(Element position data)
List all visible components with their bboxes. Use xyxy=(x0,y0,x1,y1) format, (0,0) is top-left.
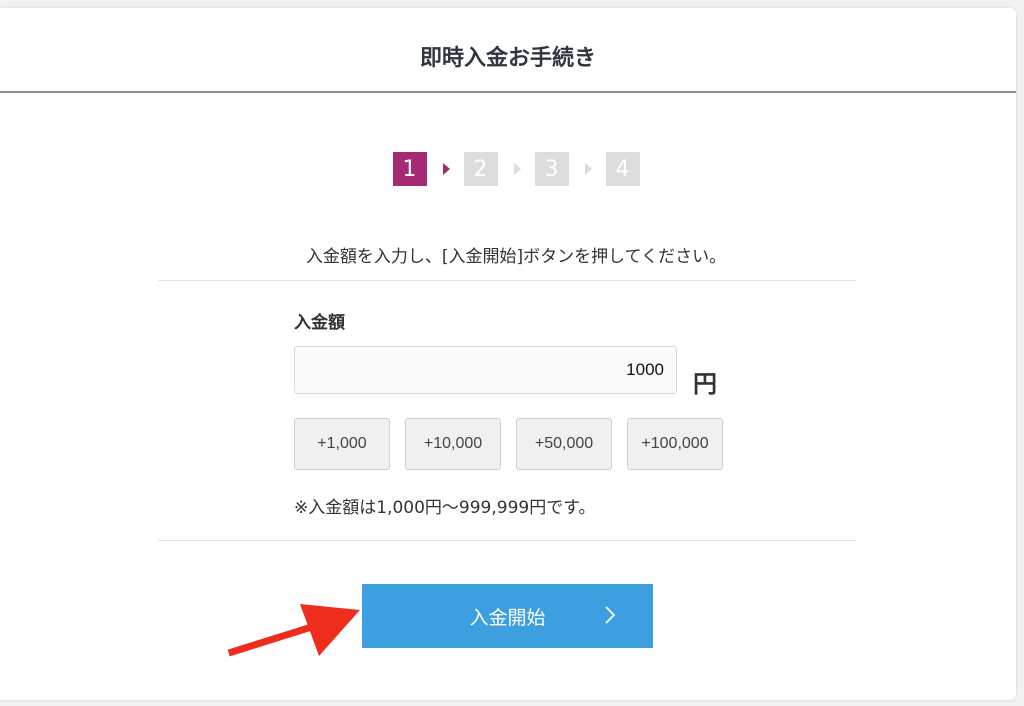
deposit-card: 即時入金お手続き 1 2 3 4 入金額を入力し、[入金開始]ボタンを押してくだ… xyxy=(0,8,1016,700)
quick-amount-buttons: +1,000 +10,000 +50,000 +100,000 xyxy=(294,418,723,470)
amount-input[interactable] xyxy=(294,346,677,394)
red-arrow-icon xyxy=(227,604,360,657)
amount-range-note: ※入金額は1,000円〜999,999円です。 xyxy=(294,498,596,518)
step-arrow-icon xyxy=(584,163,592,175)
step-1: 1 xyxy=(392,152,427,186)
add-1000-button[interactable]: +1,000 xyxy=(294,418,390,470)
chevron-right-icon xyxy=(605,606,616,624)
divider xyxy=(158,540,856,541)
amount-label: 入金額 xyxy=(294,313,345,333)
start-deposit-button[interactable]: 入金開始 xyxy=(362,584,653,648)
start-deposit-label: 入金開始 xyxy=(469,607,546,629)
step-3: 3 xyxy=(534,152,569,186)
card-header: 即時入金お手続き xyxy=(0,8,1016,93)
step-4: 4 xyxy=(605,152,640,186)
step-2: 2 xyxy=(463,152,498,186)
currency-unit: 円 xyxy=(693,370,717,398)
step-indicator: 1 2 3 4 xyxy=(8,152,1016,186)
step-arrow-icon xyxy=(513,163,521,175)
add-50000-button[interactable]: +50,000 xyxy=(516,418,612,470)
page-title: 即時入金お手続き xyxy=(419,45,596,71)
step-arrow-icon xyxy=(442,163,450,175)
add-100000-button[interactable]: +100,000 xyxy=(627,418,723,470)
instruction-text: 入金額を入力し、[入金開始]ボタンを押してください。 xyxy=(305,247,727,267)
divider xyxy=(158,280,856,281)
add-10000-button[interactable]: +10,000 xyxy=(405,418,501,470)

What is being asked:
Rewrite the items from the line with "deposit-card: 即時入金お手続き 1" to the line with "add-100000-button[interactable]: +100,000 xyxy=(627,418,723,470)", putting "step-separator-icon" wherever "step-arrow-icon" appears and leaving everything else unchanged.

Final answer:
deposit-card: 即時入金お手続き 1 2 3 4 入金額を入力し、[入金開始]ボタンを押してくだ… xyxy=(0,8,1016,700)
quick-amount-buttons: +1,000 +10,000 +50,000 +100,000 xyxy=(294,418,723,470)
amount-input[interactable] xyxy=(294,346,677,394)
red-arrow-icon xyxy=(227,604,360,657)
amount-range-note: ※入金額は1,000円〜999,999円です。 xyxy=(294,498,596,518)
step-separator-icon xyxy=(584,163,592,175)
step-1: 1 xyxy=(392,152,427,186)
add-1000-button[interactable]: +1,000 xyxy=(294,418,390,470)
chevron-right-icon xyxy=(605,606,616,624)
divider xyxy=(158,540,856,541)
amount-label: 入金額 xyxy=(294,313,345,333)
start-deposit-button[interactable]: 入金開始 xyxy=(362,584,653,648)
start-deposit-label: 入金開始 xyxy=(469,607,546,629)
step-3: 3 xyxy=(534,152,569,186)
card-header: 即時入金お手続き xyxy=(0,8,1016,93)
step-4: 4 xyxy=(605,152,640,186)
step-2: 2 xyxy=(463,152,498,186)
currency-unit: 円 xyxy=(693,370,717,398)
step-indicator: 1 2 3 4 xyxy=(8,152,1016,186)
step-separator-icon xyxy=(513,163,521,175)
add-50000-button[interactable]: +50,000 xyxy=(516,418,612,470)
page-title: 即時入金お手続き xyxy=(419,45,596,71)
step-separator-icon xyxy=(442,163,450,175)
add-100000-button[interactable]: +100,000 xyxy=(627,418,723,470)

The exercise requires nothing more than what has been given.